Report every line in the listing below where the string "HIRES" shows up.

--- start of Data listing ---

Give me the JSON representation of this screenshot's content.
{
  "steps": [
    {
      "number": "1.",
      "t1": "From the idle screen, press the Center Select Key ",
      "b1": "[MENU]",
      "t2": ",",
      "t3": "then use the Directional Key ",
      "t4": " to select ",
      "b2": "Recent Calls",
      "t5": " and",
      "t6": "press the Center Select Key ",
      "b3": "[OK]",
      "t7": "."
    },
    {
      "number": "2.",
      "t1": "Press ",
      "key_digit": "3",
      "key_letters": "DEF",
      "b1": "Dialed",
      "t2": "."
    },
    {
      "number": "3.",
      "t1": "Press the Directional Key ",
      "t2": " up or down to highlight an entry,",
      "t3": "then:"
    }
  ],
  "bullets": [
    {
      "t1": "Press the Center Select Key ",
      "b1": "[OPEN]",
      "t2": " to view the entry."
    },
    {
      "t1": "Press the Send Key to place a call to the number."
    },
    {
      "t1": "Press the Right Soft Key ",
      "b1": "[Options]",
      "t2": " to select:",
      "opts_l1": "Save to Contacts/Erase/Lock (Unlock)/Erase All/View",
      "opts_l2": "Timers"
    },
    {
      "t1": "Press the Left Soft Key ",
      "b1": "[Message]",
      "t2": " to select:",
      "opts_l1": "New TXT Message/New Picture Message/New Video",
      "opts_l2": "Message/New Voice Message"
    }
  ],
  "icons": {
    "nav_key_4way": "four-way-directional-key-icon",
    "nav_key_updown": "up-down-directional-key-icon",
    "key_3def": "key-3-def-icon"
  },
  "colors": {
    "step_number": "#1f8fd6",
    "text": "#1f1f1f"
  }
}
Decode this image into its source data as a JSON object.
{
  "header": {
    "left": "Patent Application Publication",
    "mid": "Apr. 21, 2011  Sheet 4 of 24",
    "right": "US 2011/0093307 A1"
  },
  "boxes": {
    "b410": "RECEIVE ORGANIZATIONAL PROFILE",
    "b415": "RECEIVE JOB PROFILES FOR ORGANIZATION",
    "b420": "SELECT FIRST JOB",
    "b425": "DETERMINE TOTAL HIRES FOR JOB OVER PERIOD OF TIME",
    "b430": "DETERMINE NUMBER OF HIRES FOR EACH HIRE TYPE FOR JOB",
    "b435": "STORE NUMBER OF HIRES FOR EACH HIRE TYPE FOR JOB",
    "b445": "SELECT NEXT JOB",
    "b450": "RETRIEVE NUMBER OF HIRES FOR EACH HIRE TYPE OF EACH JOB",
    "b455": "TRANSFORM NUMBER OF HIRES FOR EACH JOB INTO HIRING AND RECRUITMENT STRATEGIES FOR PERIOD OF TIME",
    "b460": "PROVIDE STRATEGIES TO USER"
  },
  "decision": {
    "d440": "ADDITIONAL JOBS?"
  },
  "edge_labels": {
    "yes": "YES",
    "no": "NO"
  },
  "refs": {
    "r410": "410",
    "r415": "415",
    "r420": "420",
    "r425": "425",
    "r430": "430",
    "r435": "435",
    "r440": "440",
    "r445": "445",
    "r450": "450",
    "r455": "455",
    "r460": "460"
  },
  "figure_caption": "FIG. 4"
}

--- end of Data listing ---

Task output:
    "b425": "DETERMINE TOTAL HIRES FOR JOB OVER PERIOD OF TIME",
    "b430": "DETERMINE NUMBER OF HIRES FOR EACH HIRE TYPE FOR JOB",
    "b435": "STORE NUMBER OF HIRES FOR EACH HIRE TYPE FOR JOB",
    "b450": "RETRIEVE NUMBER OF HIRES FOR EACH HIRE TYPE OF EACH JOB",
    "b455": "TRANSFORM NUMBER OF HIRES FOR EACH JOB INTO HIRING AND RECRUITMENT STRATEGIES FOR PERIOD OF TIME",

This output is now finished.